**Challenge**
Look through the data below. Collect every line where the word "color" occurs.

— start of Given information —

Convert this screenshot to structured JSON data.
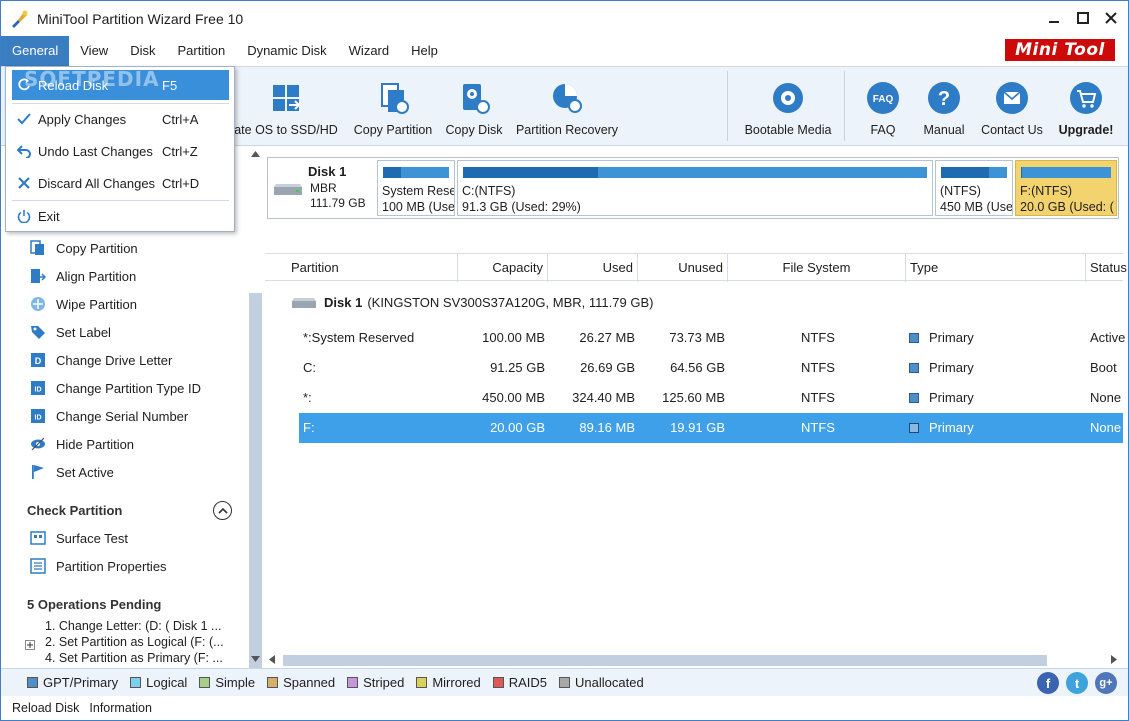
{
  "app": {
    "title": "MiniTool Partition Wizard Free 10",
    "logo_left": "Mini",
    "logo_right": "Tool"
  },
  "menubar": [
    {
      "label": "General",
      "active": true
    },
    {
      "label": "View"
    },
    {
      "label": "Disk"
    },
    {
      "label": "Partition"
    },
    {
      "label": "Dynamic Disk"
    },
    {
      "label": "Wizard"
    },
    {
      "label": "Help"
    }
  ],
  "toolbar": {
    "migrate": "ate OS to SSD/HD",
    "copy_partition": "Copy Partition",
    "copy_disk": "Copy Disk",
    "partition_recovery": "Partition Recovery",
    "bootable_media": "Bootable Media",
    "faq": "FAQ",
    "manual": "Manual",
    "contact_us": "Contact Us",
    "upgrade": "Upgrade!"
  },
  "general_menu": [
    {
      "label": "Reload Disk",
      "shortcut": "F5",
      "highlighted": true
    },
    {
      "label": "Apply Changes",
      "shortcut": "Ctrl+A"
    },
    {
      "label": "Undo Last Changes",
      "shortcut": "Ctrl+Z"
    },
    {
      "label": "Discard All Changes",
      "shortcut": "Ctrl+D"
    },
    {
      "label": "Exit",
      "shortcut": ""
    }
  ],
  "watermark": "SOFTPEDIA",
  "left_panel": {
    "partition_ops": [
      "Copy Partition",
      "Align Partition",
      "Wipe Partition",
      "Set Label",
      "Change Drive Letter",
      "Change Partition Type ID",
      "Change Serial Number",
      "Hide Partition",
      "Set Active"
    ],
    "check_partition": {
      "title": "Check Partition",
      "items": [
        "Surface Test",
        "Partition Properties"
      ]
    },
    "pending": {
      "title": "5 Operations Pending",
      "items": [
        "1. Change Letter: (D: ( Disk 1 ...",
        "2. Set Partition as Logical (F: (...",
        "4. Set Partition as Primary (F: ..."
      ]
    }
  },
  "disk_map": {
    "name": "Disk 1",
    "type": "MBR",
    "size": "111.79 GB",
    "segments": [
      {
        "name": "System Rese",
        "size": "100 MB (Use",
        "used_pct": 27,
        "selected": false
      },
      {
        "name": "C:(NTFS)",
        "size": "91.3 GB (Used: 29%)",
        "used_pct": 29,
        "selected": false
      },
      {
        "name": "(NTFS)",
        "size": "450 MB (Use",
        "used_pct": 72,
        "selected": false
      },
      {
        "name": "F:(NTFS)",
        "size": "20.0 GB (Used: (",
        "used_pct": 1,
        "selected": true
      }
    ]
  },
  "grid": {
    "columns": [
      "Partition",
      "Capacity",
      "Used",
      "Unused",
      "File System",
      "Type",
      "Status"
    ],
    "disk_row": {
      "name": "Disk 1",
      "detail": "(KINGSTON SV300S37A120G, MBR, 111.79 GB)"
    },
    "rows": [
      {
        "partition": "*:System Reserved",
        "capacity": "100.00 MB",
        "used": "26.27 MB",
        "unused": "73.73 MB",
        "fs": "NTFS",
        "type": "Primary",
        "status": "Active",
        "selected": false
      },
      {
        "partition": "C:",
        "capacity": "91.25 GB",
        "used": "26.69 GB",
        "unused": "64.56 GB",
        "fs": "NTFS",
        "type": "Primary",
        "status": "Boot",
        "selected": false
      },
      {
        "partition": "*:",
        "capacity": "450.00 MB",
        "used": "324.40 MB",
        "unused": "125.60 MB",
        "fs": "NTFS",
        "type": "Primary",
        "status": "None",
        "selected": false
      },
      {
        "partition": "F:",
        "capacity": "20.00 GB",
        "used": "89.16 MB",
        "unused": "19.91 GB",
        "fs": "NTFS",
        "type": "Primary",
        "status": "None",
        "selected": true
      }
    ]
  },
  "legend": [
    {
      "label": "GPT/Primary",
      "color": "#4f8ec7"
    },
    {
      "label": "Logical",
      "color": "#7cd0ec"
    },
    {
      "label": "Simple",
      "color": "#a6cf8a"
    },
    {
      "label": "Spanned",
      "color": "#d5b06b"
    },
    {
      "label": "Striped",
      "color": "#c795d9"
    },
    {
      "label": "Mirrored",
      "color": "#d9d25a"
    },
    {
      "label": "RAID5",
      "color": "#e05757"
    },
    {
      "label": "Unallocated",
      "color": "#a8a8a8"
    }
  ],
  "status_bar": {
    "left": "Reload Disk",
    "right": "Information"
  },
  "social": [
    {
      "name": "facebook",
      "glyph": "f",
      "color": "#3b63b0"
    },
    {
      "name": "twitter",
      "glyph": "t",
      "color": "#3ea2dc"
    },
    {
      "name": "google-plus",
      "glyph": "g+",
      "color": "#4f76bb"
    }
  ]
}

— end of Given information —

**Response to this task**
      "color": "#4f8ec7"
      "color": "#7cd0ec"
      "color": "#a6cf8a"
      "color": "#d5b06b"
      "color": "#c795d9"
      "color": "#d9d25a"
      "color": "#e05757"
      "color": "#a8a8a8"
      "color": "#3b63b0"
      "color": "#3ea2dc"
      "color": "#4f76bb"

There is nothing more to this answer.